(Dataset entries on figures)
*-*-*

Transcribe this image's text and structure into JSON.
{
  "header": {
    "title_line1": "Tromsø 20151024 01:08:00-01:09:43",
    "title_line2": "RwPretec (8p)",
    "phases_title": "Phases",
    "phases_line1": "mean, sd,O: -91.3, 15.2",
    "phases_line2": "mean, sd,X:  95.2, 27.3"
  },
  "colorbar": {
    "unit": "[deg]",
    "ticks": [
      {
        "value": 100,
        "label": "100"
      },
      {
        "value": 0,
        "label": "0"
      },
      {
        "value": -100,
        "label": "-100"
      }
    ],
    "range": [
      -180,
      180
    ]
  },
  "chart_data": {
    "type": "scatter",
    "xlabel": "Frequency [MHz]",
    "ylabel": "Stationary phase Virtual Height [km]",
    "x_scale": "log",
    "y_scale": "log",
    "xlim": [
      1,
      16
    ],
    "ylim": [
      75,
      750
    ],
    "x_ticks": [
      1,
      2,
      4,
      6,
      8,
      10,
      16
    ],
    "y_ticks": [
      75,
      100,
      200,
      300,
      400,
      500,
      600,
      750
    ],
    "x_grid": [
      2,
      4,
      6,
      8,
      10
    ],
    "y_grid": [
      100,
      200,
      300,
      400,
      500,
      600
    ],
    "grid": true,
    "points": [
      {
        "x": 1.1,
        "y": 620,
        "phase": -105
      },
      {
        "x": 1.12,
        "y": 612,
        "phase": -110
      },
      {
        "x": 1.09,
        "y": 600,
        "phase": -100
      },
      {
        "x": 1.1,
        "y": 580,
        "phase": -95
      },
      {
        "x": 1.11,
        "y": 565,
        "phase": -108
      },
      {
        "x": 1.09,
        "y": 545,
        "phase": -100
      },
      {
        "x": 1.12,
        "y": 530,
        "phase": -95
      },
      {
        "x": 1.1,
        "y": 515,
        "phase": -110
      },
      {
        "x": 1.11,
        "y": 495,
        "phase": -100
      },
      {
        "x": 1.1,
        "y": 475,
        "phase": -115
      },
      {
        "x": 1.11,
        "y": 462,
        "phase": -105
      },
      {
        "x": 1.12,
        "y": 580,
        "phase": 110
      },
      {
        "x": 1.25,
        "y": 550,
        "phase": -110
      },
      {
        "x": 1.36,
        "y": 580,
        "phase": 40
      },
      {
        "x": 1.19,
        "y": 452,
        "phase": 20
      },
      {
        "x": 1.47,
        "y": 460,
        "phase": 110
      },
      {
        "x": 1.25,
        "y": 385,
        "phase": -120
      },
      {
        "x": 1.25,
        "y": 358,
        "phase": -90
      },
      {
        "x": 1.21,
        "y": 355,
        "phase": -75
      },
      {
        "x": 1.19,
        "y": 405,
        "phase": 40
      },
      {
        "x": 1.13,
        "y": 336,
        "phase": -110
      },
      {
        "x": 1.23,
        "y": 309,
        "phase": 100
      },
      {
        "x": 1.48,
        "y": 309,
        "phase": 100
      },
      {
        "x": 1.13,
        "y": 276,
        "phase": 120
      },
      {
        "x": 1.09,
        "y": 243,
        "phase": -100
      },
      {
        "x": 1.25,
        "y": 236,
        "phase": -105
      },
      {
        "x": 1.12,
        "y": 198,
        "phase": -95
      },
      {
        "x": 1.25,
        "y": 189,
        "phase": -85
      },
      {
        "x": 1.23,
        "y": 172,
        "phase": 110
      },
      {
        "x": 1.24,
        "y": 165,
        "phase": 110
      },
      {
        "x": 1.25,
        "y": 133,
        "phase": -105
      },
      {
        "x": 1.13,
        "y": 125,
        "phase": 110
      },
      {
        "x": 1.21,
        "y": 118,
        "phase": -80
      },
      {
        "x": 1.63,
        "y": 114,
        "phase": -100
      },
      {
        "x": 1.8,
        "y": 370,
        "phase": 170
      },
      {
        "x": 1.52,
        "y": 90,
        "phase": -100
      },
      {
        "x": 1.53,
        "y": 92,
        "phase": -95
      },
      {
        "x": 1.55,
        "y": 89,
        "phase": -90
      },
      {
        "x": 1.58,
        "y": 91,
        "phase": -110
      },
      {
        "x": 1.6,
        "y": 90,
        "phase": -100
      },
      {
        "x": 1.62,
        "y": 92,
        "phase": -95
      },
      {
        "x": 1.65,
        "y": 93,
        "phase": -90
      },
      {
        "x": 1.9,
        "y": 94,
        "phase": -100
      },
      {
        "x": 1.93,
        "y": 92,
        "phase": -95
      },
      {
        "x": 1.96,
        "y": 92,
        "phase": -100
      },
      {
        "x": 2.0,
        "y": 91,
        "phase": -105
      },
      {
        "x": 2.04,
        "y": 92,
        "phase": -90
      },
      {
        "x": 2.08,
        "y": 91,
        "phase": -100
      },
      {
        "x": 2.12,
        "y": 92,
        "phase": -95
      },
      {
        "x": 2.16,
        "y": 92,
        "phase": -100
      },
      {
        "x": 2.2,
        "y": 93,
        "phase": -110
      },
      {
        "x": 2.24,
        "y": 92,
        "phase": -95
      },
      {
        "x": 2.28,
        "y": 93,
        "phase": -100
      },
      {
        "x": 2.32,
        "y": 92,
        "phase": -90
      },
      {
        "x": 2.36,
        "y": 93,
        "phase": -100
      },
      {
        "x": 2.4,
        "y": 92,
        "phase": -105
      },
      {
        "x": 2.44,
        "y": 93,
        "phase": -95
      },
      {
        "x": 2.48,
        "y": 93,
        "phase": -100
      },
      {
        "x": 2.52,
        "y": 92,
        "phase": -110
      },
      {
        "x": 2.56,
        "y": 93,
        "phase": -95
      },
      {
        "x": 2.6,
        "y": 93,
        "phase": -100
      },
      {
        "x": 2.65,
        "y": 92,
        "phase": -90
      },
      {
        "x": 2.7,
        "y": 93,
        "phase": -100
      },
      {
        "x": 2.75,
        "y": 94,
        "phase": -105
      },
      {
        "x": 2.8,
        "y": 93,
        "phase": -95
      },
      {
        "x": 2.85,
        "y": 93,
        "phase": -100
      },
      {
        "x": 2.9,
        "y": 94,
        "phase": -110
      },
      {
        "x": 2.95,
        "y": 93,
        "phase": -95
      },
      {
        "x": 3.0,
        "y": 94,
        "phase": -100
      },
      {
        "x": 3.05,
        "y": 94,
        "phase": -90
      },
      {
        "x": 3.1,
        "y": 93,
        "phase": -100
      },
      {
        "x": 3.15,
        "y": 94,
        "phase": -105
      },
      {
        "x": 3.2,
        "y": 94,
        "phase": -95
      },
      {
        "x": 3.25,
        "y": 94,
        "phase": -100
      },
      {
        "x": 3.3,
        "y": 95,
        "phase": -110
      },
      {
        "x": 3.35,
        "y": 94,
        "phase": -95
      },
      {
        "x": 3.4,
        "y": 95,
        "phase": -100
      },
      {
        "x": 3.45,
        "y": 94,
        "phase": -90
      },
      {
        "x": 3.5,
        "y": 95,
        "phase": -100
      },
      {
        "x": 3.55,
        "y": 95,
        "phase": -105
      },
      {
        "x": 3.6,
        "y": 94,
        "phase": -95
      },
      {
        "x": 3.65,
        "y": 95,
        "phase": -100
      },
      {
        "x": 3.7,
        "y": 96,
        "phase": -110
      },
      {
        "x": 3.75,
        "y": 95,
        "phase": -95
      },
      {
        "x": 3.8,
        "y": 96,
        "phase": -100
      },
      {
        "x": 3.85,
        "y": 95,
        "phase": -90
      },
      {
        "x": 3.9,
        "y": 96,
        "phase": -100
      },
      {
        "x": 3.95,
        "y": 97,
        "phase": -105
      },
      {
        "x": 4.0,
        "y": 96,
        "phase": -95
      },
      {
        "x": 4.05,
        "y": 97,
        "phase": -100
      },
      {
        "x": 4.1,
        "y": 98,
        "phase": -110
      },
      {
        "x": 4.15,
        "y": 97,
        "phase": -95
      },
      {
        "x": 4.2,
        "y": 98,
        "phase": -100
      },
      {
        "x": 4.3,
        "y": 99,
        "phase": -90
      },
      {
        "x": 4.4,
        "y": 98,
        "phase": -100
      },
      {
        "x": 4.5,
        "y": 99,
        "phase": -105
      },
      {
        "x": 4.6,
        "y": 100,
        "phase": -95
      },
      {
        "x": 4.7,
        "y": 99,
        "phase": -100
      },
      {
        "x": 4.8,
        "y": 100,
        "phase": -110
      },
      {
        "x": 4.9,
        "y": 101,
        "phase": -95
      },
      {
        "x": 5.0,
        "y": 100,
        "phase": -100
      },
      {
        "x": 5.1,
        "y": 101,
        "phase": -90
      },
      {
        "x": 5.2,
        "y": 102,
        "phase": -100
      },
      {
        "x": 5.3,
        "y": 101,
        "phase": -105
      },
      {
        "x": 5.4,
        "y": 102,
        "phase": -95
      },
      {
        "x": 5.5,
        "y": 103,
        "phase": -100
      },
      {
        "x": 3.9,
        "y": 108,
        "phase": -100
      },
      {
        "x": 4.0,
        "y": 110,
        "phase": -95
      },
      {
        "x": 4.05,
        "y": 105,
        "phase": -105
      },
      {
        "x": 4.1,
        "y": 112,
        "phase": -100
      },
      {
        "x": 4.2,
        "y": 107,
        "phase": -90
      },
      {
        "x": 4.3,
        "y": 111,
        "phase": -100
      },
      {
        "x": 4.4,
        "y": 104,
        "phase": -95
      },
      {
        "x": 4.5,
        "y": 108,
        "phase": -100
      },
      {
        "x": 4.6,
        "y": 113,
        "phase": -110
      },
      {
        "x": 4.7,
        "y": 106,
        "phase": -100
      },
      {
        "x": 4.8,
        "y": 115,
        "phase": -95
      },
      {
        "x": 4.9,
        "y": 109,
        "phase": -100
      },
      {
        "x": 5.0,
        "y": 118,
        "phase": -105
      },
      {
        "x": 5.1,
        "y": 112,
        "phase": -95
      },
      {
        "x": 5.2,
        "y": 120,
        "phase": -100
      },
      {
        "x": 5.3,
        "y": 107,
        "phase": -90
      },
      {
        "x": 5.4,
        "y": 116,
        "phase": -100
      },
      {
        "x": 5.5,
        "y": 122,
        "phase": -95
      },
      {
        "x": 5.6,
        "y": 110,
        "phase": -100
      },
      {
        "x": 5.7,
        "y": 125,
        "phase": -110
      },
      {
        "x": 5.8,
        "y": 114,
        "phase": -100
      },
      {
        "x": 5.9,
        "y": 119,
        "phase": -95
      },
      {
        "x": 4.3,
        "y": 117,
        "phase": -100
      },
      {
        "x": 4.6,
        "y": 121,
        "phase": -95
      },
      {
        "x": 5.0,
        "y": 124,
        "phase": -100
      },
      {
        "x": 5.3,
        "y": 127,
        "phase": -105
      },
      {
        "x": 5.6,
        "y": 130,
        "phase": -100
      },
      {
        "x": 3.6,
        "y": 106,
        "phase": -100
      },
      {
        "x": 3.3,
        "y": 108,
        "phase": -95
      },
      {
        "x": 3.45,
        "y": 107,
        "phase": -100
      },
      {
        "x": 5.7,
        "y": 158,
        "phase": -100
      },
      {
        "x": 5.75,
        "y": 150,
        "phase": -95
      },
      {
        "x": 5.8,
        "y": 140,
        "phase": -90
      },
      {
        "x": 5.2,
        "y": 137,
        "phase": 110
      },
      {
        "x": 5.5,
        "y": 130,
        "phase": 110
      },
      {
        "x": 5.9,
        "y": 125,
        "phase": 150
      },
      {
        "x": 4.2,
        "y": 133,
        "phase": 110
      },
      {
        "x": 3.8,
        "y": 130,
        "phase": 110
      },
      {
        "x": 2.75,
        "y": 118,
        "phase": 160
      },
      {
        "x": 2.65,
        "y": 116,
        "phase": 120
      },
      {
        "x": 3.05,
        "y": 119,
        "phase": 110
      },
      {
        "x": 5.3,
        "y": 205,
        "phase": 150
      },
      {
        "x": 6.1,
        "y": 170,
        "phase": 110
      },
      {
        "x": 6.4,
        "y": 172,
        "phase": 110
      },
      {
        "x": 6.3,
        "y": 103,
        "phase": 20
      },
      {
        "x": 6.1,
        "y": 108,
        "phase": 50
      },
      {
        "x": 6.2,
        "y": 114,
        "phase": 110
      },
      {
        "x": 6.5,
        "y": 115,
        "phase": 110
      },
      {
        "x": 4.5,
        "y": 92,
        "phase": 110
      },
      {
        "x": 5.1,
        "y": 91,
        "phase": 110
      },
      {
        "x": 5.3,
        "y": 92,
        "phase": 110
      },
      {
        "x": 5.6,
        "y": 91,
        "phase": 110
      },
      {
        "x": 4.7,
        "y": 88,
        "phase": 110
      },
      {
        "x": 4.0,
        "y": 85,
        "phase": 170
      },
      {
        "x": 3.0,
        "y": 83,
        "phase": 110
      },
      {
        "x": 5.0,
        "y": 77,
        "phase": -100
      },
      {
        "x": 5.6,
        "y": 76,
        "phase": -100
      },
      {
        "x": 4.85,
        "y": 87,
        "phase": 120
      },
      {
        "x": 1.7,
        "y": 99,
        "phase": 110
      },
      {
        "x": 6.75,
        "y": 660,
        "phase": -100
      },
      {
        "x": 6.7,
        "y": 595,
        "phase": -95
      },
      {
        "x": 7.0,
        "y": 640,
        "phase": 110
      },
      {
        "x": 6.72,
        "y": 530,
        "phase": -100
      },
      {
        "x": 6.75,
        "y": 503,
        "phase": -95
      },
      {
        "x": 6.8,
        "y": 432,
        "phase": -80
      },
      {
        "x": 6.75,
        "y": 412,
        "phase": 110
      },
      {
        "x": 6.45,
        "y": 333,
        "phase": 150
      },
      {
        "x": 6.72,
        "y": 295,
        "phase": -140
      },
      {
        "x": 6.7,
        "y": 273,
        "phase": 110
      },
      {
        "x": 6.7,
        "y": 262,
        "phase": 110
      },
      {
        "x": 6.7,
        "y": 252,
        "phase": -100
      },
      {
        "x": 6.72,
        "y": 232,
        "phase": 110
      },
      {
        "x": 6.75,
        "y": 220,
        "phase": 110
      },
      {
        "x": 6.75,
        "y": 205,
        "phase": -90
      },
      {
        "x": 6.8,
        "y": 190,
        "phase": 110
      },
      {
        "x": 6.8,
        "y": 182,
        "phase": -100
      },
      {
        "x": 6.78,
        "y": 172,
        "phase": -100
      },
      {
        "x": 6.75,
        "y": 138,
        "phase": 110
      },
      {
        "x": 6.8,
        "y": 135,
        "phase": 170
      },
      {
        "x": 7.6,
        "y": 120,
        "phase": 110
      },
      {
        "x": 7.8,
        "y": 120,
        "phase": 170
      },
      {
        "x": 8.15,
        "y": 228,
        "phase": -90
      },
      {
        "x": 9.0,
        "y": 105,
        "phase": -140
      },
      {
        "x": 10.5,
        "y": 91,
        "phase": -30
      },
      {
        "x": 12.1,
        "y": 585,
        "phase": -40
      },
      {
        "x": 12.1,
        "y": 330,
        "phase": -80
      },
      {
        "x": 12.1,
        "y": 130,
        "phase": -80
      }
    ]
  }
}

*-*-*

• [What the task asks]: Copy every line that includes the string "mean" from the material above.

• [Final answer]:
    "phases_line1": "mean, sd,O: -91.3, 15.2",
    "phases_line2": "mean, sd,X:  95.2, 27.3"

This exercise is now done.